*TO BE DONE*. Copy out the material below in full, but not its images.

*RECORDS SHOWN*.
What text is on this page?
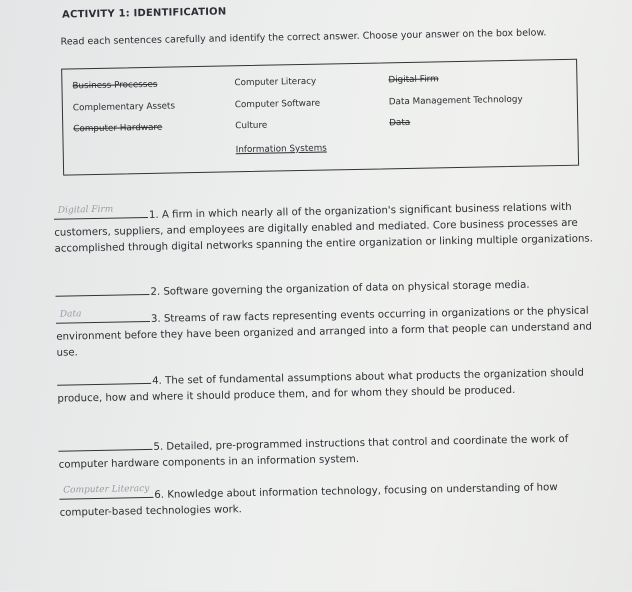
ACTIVITY 1: IDENTIFICATION
Read each sentences carefully and identify the correct answer. Choose your answer on the box below.
Business Processes
Complementary Assets
Computer Hardware
Computer Literacy
Computer Software
Culture
Information Systems
Digital Firm
Data Management Technology
Data
Digital Firm	1. A firm in which nearly all of the organization's significant business relations with customers, suppliers, and employees are digitally enabled and mediated. Core business processes are accomplished through digital networks spanning the entire organization or linking multiple organizations.
2. Software governing the organization of data on physical storage media.
Data	3. Streams of raw facts representing events occurring in organizations or the physical environment before they have been organized and arranged into a form that people can understand and use.
4. The set of fundamental assumptions about what products the organization should produce, how and where it should produce them, and for whom they should be produced.
5. Detailed, pre-programmed instructions that control and coordinate the work of computer hardware components in an information system.
Computer Literacy 6. Knowledge about information technology, focusing on understanding of how computer-based technologies work.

*ANSWER TO THIS EXERCISE*.
What text is on this page?
ACTIVITY 1: IDENTIFICATION
Read each sentences carefully and identify the correct answer. Choose your answer on the box below.
Business Processes
Complementary Assets
Computer Hardware
Computer Literacy
Computer Software
Culture
Information Systems
Digital Firm
Data Management Technology
Data
Digital Firm	1. A firm in which nearly all of the organization's significant business relations with customers, suppliers, and employees are digitally enabled and mediated. Core business processes are accomplished through digital networks spanning the entire organization or linking multiple organizations.
2. Software governing the organization of data on physical storage media.
Data	3. Streams of raw facts representing events occurring in organizations or the physical environment before they have been organized and arranged into a form that people can understand and use.
4. The set of fundamental assumptions about what products the organization should produce, how and where it should produce them, and for whom they should be produced.
5. Detailed, pre-programmed instructions that control and coordinate the work of computer hardware components in an information system.
Computer Literacy 6. Knowledge about information technology, focusing on understanding of how computer-based technologies work.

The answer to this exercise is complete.